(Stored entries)
----

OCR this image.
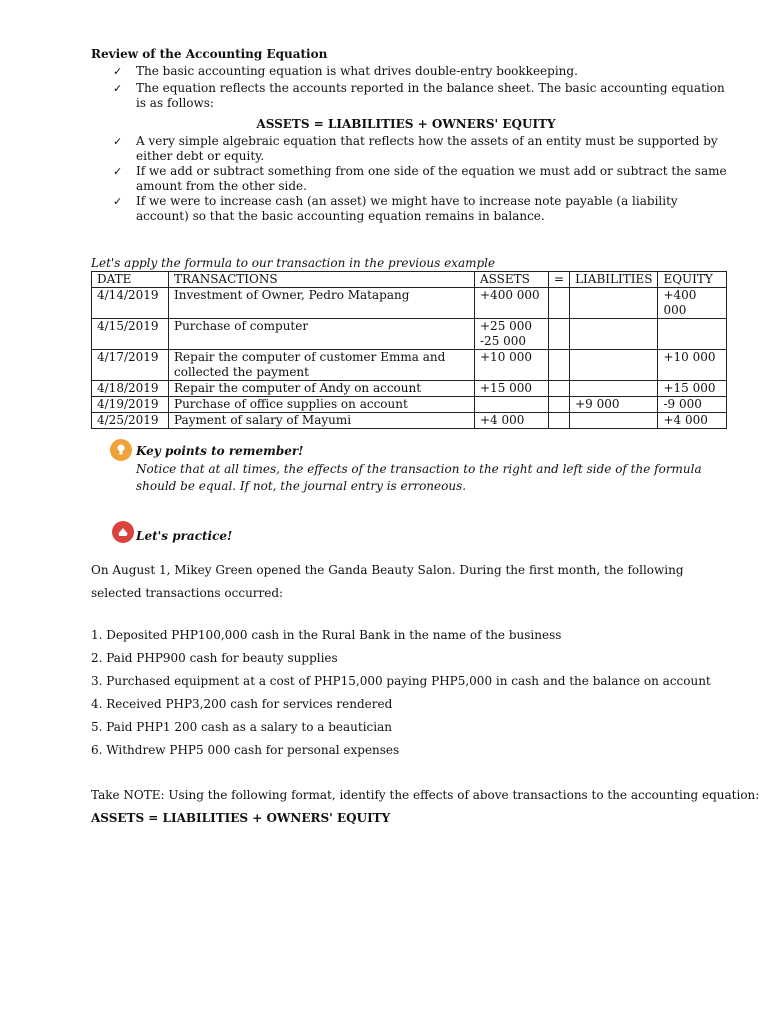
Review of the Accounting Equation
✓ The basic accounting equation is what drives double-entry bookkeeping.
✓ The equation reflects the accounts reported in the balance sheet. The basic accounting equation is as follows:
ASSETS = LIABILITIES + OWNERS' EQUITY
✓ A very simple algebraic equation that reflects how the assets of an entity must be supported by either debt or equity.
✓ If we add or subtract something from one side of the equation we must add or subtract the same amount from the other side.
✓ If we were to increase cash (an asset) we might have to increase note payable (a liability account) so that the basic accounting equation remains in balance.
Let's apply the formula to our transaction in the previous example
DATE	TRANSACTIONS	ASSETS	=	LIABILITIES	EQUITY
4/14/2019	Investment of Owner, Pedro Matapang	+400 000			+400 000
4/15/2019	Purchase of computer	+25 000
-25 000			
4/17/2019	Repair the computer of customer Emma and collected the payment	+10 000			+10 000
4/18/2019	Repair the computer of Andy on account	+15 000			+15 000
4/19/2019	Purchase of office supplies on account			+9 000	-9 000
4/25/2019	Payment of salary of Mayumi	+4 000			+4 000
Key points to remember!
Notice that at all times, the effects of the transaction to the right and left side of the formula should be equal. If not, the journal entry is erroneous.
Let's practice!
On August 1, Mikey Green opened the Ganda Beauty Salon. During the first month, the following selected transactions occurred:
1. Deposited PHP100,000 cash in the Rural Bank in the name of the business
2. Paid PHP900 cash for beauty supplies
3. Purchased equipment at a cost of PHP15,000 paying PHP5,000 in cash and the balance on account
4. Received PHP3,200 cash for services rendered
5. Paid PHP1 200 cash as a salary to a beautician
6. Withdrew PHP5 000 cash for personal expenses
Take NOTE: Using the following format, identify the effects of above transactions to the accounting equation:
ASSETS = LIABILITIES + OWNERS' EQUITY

----

• _WRITTEN PROBLEM_
Filter the records above for "entry" and copy every matching line.

• _ANSWER TO THE EXERCISE_
✓ The basic accounting equation is what drives double-entry bookkeeping.
Notice that at all times, the effects of the transaction to the right and left side of the formula should be equal. If not, the journal entry is erroneous.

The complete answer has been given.